[Given exercise]
Gather each row below that contains the word "elements" and copy it out. Count a row only when its letter case matches.

[Extracted entries]
○ ○ ○
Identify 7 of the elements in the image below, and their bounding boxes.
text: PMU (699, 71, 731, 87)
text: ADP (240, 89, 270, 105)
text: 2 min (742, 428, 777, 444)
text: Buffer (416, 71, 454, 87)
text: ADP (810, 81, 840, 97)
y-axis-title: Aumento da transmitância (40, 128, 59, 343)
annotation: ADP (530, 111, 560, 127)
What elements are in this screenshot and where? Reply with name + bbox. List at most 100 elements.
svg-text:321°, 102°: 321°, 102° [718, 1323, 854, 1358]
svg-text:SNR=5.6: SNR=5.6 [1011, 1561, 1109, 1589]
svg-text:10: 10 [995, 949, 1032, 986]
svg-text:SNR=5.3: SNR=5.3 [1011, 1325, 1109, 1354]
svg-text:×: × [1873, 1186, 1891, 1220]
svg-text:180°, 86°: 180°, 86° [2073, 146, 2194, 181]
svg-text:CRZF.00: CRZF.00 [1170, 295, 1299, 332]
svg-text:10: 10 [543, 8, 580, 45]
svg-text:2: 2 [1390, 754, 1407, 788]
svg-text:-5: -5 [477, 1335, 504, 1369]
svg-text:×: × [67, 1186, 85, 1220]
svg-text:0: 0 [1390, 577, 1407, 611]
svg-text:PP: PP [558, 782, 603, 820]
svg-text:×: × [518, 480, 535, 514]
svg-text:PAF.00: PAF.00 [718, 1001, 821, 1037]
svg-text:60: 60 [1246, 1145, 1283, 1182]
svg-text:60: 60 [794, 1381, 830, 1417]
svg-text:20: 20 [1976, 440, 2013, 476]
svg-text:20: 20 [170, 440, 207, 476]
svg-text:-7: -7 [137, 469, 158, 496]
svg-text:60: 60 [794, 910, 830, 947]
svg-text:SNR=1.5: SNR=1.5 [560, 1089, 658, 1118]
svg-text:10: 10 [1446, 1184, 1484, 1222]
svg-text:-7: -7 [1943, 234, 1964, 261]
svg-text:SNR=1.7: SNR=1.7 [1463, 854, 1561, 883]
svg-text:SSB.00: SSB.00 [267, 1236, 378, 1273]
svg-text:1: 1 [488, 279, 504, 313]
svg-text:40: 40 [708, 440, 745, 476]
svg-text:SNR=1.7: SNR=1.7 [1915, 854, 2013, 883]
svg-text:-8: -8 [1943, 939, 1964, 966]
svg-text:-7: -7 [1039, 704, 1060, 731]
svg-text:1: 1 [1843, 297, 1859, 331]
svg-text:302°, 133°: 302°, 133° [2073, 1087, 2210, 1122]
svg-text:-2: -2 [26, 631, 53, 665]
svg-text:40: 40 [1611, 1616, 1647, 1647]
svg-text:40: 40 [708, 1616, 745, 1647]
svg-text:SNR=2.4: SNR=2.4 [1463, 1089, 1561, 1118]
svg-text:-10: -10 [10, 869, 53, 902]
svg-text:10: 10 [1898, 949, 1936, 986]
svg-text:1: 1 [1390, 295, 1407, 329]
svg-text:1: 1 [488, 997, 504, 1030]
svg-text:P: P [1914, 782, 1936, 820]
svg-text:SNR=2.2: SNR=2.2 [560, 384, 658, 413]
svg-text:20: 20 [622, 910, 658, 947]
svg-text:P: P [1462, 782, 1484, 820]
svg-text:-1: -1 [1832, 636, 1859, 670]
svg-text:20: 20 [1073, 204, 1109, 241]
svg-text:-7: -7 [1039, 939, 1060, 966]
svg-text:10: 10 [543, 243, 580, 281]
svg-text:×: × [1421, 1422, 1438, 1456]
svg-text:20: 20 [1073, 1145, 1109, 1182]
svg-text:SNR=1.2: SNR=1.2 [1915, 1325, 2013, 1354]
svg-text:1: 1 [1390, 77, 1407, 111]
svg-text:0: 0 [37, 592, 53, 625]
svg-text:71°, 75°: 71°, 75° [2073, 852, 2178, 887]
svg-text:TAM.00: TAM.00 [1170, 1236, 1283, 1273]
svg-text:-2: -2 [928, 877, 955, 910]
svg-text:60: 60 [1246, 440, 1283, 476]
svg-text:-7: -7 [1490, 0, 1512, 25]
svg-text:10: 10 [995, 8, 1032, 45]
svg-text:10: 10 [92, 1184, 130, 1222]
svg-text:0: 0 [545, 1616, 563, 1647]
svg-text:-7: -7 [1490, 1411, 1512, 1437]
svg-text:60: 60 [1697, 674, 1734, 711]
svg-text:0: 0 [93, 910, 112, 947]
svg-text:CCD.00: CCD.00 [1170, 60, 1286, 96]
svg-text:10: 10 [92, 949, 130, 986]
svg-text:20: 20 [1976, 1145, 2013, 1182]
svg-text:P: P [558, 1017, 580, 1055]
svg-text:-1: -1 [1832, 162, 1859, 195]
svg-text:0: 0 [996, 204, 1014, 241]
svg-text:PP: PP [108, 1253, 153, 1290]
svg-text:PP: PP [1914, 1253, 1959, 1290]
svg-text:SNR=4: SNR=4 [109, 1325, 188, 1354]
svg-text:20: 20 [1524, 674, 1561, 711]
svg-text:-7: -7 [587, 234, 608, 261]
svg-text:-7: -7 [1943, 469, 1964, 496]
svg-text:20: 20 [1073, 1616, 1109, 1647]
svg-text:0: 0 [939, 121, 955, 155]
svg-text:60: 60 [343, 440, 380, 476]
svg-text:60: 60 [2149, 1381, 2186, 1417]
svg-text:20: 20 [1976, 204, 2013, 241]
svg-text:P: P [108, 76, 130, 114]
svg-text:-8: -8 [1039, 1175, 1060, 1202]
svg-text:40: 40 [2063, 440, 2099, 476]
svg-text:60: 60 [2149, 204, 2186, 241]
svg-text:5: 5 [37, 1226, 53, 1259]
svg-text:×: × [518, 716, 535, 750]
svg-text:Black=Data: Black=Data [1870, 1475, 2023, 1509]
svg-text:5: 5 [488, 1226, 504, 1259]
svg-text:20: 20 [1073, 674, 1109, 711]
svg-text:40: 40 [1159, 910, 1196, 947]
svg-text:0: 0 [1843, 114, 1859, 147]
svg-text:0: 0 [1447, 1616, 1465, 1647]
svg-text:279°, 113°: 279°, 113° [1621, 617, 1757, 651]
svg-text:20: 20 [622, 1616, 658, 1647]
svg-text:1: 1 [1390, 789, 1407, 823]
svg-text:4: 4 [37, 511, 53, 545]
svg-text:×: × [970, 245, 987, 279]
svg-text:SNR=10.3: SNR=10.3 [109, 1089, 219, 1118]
○ ○ ○
[The output]
Identify 7 of the elements in the image below, and their bounding boxes.
What elements are in this screenshot and where? Reply with name + bbox. List at most 100 elements.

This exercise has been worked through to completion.